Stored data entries
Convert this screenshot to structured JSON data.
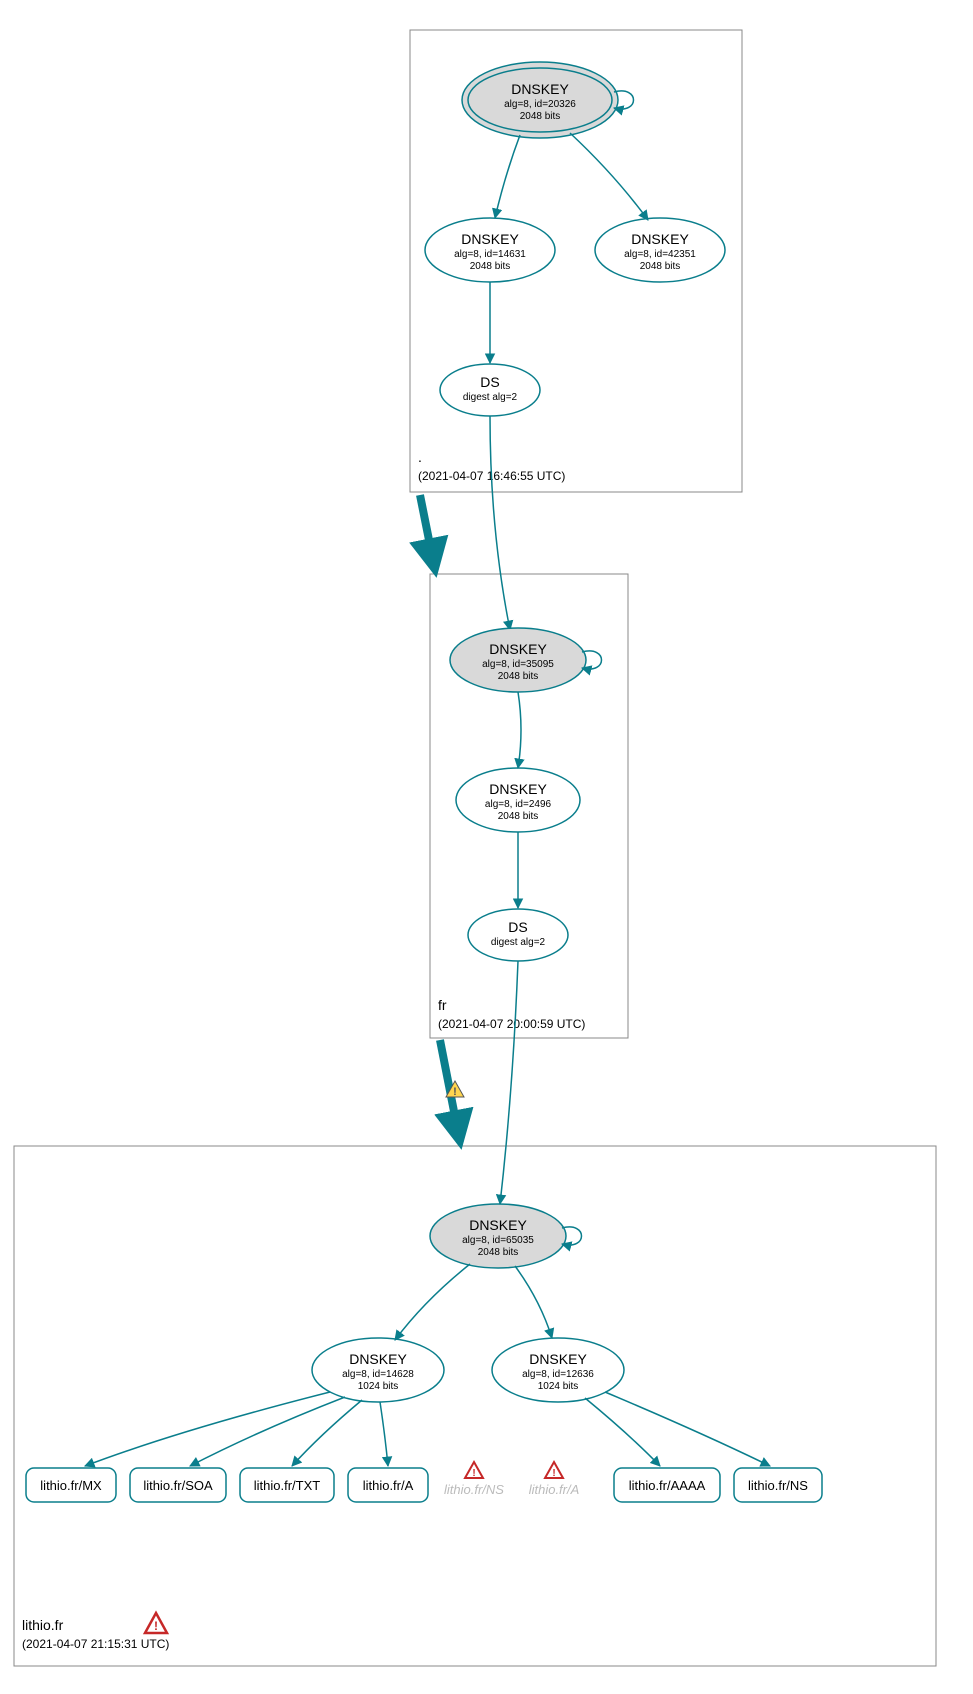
{
  "colors": {
    "stroke": "#0a7e8c",
    "fill_key": "#d9d9d9",
    "zone_border": "#888",
    "text": "#000",
    "warn_fill": "#ffd54f",
    "warn_stroke": "#555",
    "err_stroke": "#c62828"
  },
  "zones": {
    "root": {
      "label": ".",
      "timestamp": "(2021-04-07 16:46:55 UTC)"
    },
    "fr": {
      "label": "fr",
      "timestamp": "(2021-04-07 20:00:59 UTC)"
    },
    "lithio": {
      "label": "lithio.fr",
      "timestamp": "(2021-04-07 21:15:31 UTC)"
    }
  },
  "nodes": {
    "root_ksk": {
      "title": "DNSKEY",
      "line1": "alg=8, id=20326",
      "line2": "2048 bits"
    },
    "root_zsk1": {
      "title": "DNSKEY",
      "line1": "alg=8, id=14631",
      "line2": "2048 bits"
    },
    "root_zsk2": {
      "title": "DNSKEY",
      "line1": "alg=8, id=42351",
      "line2": "2048 bits"
    },
    "root_ds": {
      "title": "DS",
      "line1": "digest alg=2"
    },
    "fr_ksk": {
      "title": "DNSKEY",
      "line1": "alg=8, id=35095",
      "line2": "2048 bits"
    },
    "fr_zsk": {
      "title": "DNSKEY",
      "line1": "alg=8, id=2496",
      "line2": "2048 bits"
    },
    "fr_ds": {
      "title": "DS",
      "line1": "digest alg=2"
    },
    "lith_ksk": {
      "title": "DNSKEY",
      "line1": "alg=8, id=65035",
      "line2": "2048 bits"
    },
    "lith_zsk1": {
      "title": "DNSKEY",
      "line1": "alg=8, id=14628",
      "line2": "1024 bits"
    },
    "lith_zsk2": {
      "title": "DNSKEY",
      "line1": "alg=8, id=12636",
      "line2": "1024 bits"
    },
    "rr_mx": {
      "label": "lithio.fr/MX"
    },
    "rr_soa": {
      "label": "lithio.fr/SOA"
    },
    "rr_txt": {
      "label": "lithio.fr/TXT"
    },
    "rr_a": {
      "label": "lithio.fr/A"
    },
    "rr_ns_err": {
      "label": "lithio.fr/NS"
    },
    "rr_a_err": {
      "label": "lithio.fr/A"
    },
    "rr_aaaa": {
      "label": "lithio.fr/AAAA"
    },
    "rr_ns": {
      "label": "lithio.fr/NS"
    }
  }
}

Your objective
Quote all the lines above exactly as given. Do not include the pictures.

Expected answer
Convert this screenshot to structured JSON data.
{
  "colors": {
    "stroke": "#0a7e8c",
    "fill_key": "#d9d9d9",
    "zone_border": "#888",
    "text": "#000",
    "warn_fill": "#ffd54f",
    "warn_stroke": "#555",
    "err_stroke": "#c62828"
  },
  "zones": {
    "root": {
      "label": ".",
      "timestamp": "(2021-04-07 16:46:55 UTC)"
    },
    "fr": {
      "label": "fr",
      "timestamp": "(2021-04-07 20:00:59 UTC)"
    },
    "lithio": {
      "label": "lithio.fr",
      "timestamp": "(2021-04-07 21:15:31 UTC)"
    }
  },
  "nodes": {
    "root_ksk": {
      "title": "DNSKEY",
      "line1": "alg=8, id=20326",
      "line2": "2048 bits"
    },
    "root_zsk1": {
      "title": "DNSKEY",
      "line1": "alg=8, id=14631",
      "line2": "2048 bits"
    },
    "root_zsk2": {
      "title": "DNSKEY",
      "line1": "alg=8, id=42351",
      "line2": "2048 bits"
    },
    "root_ds": {
      "title": "DS",
      "line1": "digest alg=2"
    },
    "fr_ksk": {
      "title": "DNSKEY",
      "line1": "alg=8, id=35095",
      "line2": "2048 bits"
    },
    "fr_zsk": {
      "title": "DNSKEY",
      "line1": "alg=8, id=2496",
      "line2": "2048 bits"
    },
    "fr_ds": {
      "title": "DS",
      "line1": "digest alg=2"
    },
    "lith_ksk": {
      "title": "DNSKEY",
      "line1": "alg=8, id=65035",
      "line2": "2048 bits"
    },
    "lith_zsk1": {
      "title": "DNSKEY",
      "line1": "alg=8, id=14628",
      "line2": "1024 bits"
    },
    "lith_zsk2": {
      "title": "DNSKEY",
      "line1": "alg=8, id=12636",
      "line2": "1024 bits"
    },
    "rr_mx": {
      "label": "lithio.fr/MX"
    },
    "rr_soa": {
      "label": "lithio.fr/SOA"
    },
    "rr_txt": {
      "label": "lithio.fr/TXT"
    },
    "rr_a": {
      "label": "lithio.fr/A"
    },
    "rr_ns_err": {
      "label": "lithio.fr/NS"
    },
    "rr_a_err": {
      "label": "lithio.fr/A"
    },
    "rr_aaaa": {
      "label": "lithio.fr/AAAA"
    },
    "rr_ns": {
      "label": "lithio.fr/NS"
    }
  }
}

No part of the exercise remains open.